Written exercise ::
Provide an exact copy of the data, excluding the images.

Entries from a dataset
● ● ● ●
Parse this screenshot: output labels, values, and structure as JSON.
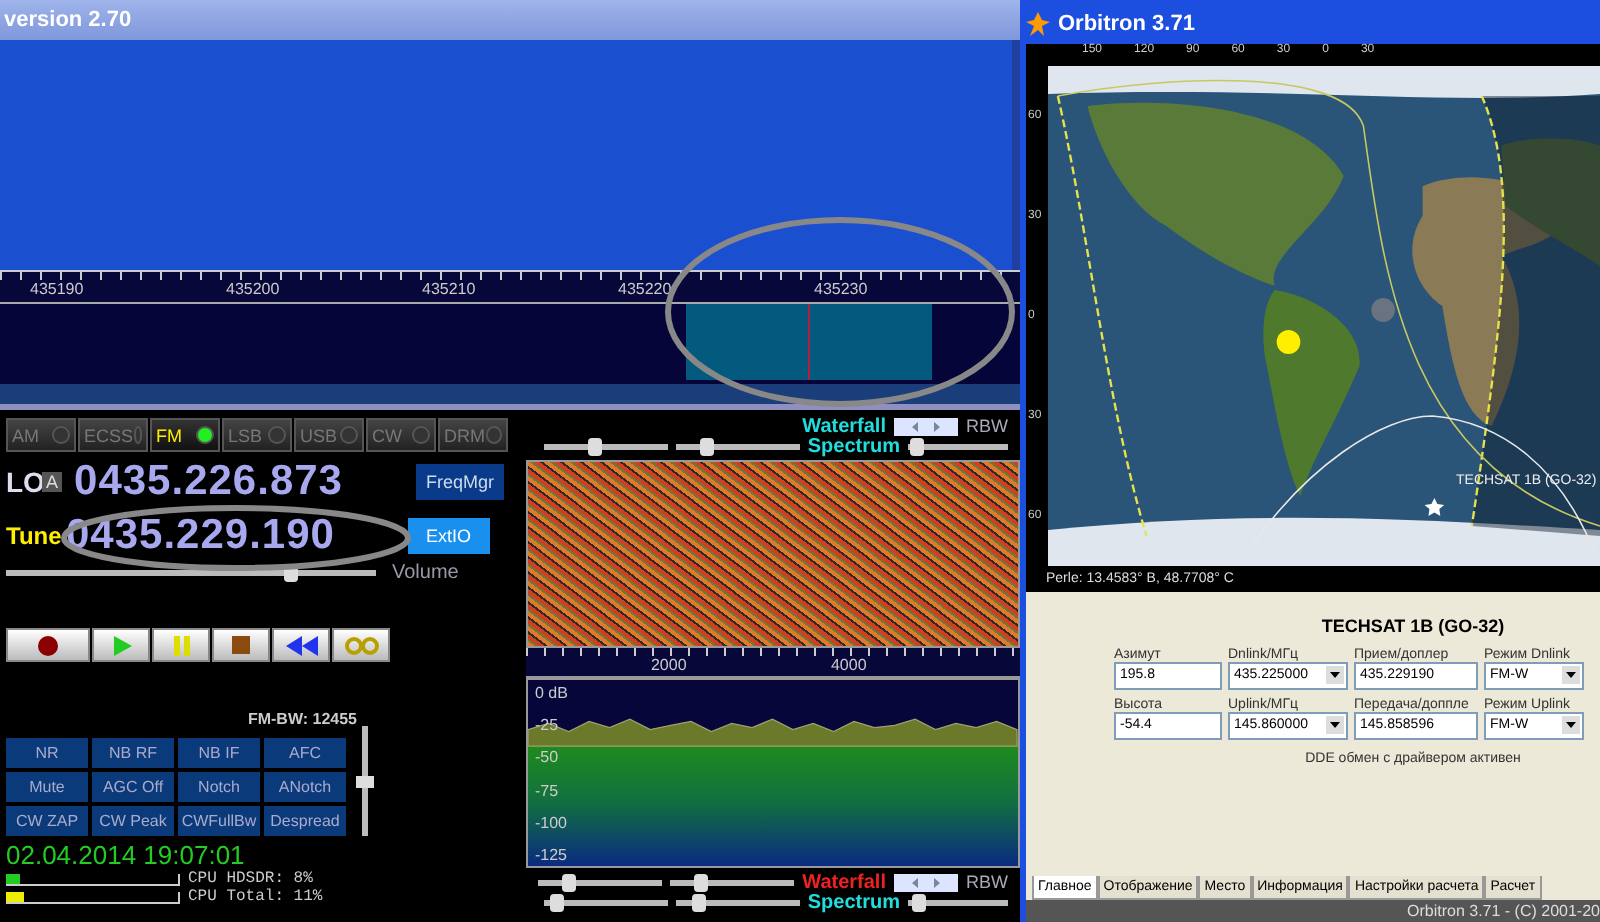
{
  "sdr": {
    "title": "version 2.70",
    "scale_labels": [
      "435190",
      "435200",
      "435210",
      "435220",
      "435230"
    ],
    "modes": [
      {
        "label": "AM",
        "selected": false
      },
      {
        "label": "ECSS",
        "selected": false
      },
      {
        "label": "FM",
        "selected": true
      },
      {
        "label": "LSB",
        "selected": false
      },
      {
        "label": "USB",
        "selected": false
      },
      {
        "label": "CW",
        "selected": false
      },
      {
        "label": "DRM",
        "selected": false
      }
    ],
    "lo": {
      "label": "LO",
      "bank": "A",
      "freq": "0435.226.873",
      "button": "FreqMgr"
    },
    "tune": {
      "label": "Tune",
      "freq": "0435.229.190",
      "button": "ExtIO"
    },
    "volume": {
      "label": "Volume",
      "level": 0.78
    },
    "bandwidth": {
      "label": "FM-BW: 12455",
      "level": 0.5
    },
    "dsp_buttons": [
      "NR",
      "NB RF",
      "NB IF",
      "AFC",
      "Mute",
      "AGC Off",
      "Notch",
      "ANotch",
      "CW ZAP",
      "CW Peak",
      "CWFullBw",
      "Despread"
    ],
    "datetime": "02.04.2014 19:07:01",
    "cpu": [
      {
        "label": "CPU HDSDR: 8%",
        "level": 0.08,
        "color": "#22cc22"
      },
      {
        "label": "CPU Total: 11%",
        "level": 0.11,
        "color": "#eeee00"
      }
    ],
    "top_rows": [
      {
        "sliders": [],
        "label": "Waterfall",
        "color": "#22dddd",
        "kind": "nav",
        "tail_label": "RBW"
      },
      {
        "sliders": [
          {
            "level": 0.4
          },
          {
            "level": 0.22
          }
        ],
        "label": "Spectrum",
        "color": "#22dddd",
        "kind": "slider",
        "level": 0.02
      }
    ],
    "waterfall_scale": [
      "2000",
      "4000"
    ],
    "db_labels": [
      "0 dB",
      "-25",
      "-50",
      "-75",
      "-100",
      "-125"
    ],
    "bottom_rows": [
      {
        "sliders": [
          {
            "level": 0.22
          },
          {
            "level": 0.22
          }
        ],
        "label": "Waterfall",
        "color": "#ee2222",
        "kind": "nav",
        "tail_label": "RBW"
      },
      {
        "sliders": [
          {
            "level": 0.05
          },
          {
            "level": 0.14
          }
        ],
        "label": "Spectrum",
        "color": "#22dddd",
        "kind": "slider",
        "level": 0.05
      }
    ]
  },
  "orbitron": {
    "title": "Orbitron 3.71",
    "lon_labels": [
      "150",
      "120",
      "90",
      "60",
      "30",
      "0",
      "30"
    ],
    "lat_labels": [
      "60",
      "30",
      "0",
      "30",
      "60"
    ],
    "satellite_label": "TECHSAT 1B (GO-32)",
    "position": "Perle: 13.4583° B, 48.7708° C",
    "panel_title": "TECHSAT 1B (GO-32)",
    "fields": [
      {
        "label": "Азимут",
        "value": "195.8",
        "kind": "text"
      },
      {
        "label": "Dnlink/МГц",
        "value": "435.225000",
        "kind": "select"
      },
      {
        "label": "Прием/доплер",
        "value": "435.229190",
        "kind": "text"
      },
      {
        "label": "Режим Dnlink",
        "value": "FM-W",
        "kind": "select"
      },
      {
        "label": "Высота",
        "value": "-54.4",
        "kind": "text"
      },
      {
        "label": "Uplink/МГц",
        "value": "145.860000",
        "kind": "select"
      },
      {
        "label": "Передача/доппле",
        "value": "145.858596",
        "kind": "text"
      },
      {
        "label": "Режим Uplink",
        "value": "FM-W",
        "kind": "select"
      }
    ],
    "status": "DDE обмен с драйвером активен",
    "tabs": [
      {
        "label": "Главное",
        "selected": true
      },
      {
        "label": "Отображение",
        "selected": false
      },
      {
        "label": "Место",
        "selected": false
      },
      {
        "label": "Информация",
        "selected": false
      },
      {
        "label": "Настройки расчета",
        "selected": false
      },
      {
        "label": "Расчет",
        "selected": false
      }
    ],
    "footer": "Orbitron 3.71 - (C) 2001-20"
  }
}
● ● ● ●
Exercise answer ::
Parse this screenshot: output labels, values, and structure as JSON.
{
  "sdr": {
    "title": "version 2.70",
    "scale_labels": [
      "435190",
      "435200",
      "435210",
      "435220",
      "435230"
    ],
    "modes": [
      {
        "label": "AM",
        "selected": false
      },
      {
        "label": "ECSS",
        "selected": false
      },
      {
        "label": "FM",
        "selected": true
      },
      {
        "label": "LSB",
        "selected": false
      },
      {
        "label": "USB",
        "selected": false
      },
      {
        "label": "CW",
        "selected": false
      },
      {
        "label": "DRM",
        "selected": false
      }
    ],
    "lo": {
      "label": "LO",
      "bank": "A",
      "freq": "0435.226.873",
      "button": "FreqMgr"
    },
    "tune": {
      "label": "Tune",
      "freq": "0435.229.190",
      "button": "ExtIO"
    },
    "volume": {
      "label": "Volume",
      "level": 0.78
    },
    "bandwidth": {
      "label": "FM-BW: 12455",
      "level": 0.5
    },
    "dsp_buttons": [
      "NR",
      "NB RF",
      "NB IF",
      "AFC",
      "Mute",
      "AGC Off",
      "Notch",
      "ANotch",
      "CW ZAP",
      "CW Peak",
      "CWFullBw",
      "Despread"
    ],
    "datetime": "02.04.2014 19:07:01",
    "cpu": [
      {
        "label": "CPU HDSDR: 8%",
        "level": 0.08,
        "color": "#22cc22"
      },
      {
        "label": "CPU Total: 11%",
        "level": 0.11,
        "color": "#eeee00"
      }
    ],
    "top_rows": [
      {
        "sliders": [],
        "label": "Waterfall",
        "color": "#22dddd",
        "kind": "nav",
        "tail_label": "RBW"
      },
      {
        "sliders": [
          {
            "level": 0.4
          },
          {
            "level": 0.22
          }
        ],
        "label": "Spectrum",
        "color": "#22dddd",
        "kind": "slider",
        "level": 0.02
      }
    ],
    "waterfall_scale": [
      "2000",
      "4000"
    ],
    "db_labels": [
      "0 dB",
      "-25",
      "-50",
      "-75",
      "-100",
      "-125"
    ],
    "bottom_rows": [
      {
        "sliders": [
          {
            "level": 0.22
          },
          {
            "level": 0.22
          }
        ],
        "label": "Waterfall",
        "color": "#ee2222",
        "kind": "nav",
        "tail_label": "RBW"
      },
      {
        "sliders": [
          {
            "level": 0.05
          },
          {
            "level": 0.14
          }
        ],
        "label": "Spectrum",
        "color": "#22dddd",
        "kind": "slider",
        "level": 0.05
      }
    ]
  },
  "orbitron": {
    "title": "Orbitron 3.71",
    "lon_labels": [
      "150",
      "120",
      "90",
      "60",
      "30",
      "0",
      "30"
    ],
    "lat_labels": [
      "60",
      "30",
      "0",
      "30",
      "60"
    ],
    "satellite_label": "TECHSAT 1B (GO-32)",
    "position": "Perle: 13.4583° B, 48.7708° C",
    "panel_title": "TECHSAT 1B (GO-32)",
    "fields": [
      {
        "label": "Азимут",
        "value": "195.8",
        "kind": "text"
      },
      {
        "label": "Dnlink/МГц",
        "value": "435.225000",
        "kind": "select"
      },
      {
        "label": "Прием/доплер",
        "value": "435.229190",
        "kind": "text"
      },
      {
        "label": "Режим Dnlink",
        "value": "FM-W",
        "kind": "select"
      },
      {
        "label": "Высота",
        "value": "-54.4",
        "kind": "text"
      },
      {
        "label": "Uplink/МГц",
        "value": "145.860000",
        "kind": "select"
      },
      {
        "label": "Передача/доппле",
        "value": "145.858596",
        "kind": "text"
      },
      {
        "label": "Режим Uplink",
        "value": "FM-W",
        "kind": "select"
      }
    ],
    "status": "DDE обмен с драйвером активен",
    "tabs": [
      {
        "label": "Главное",
        "selected": true
      },
      {
        "label": "Отображение",
        "selected": false
      },
      {
        "label": "Место",
        "selected": false
      },
      {
        "label": "Информация",
        "selected": false
      },
      {
        "label": "Настройки расчета",
        "selected": false
      },
      {
        "label": "Расчет",
        "selected": false
      }
    ],
    "footer": "Orbitron 3.71 - (C) 2001-20"
  }
}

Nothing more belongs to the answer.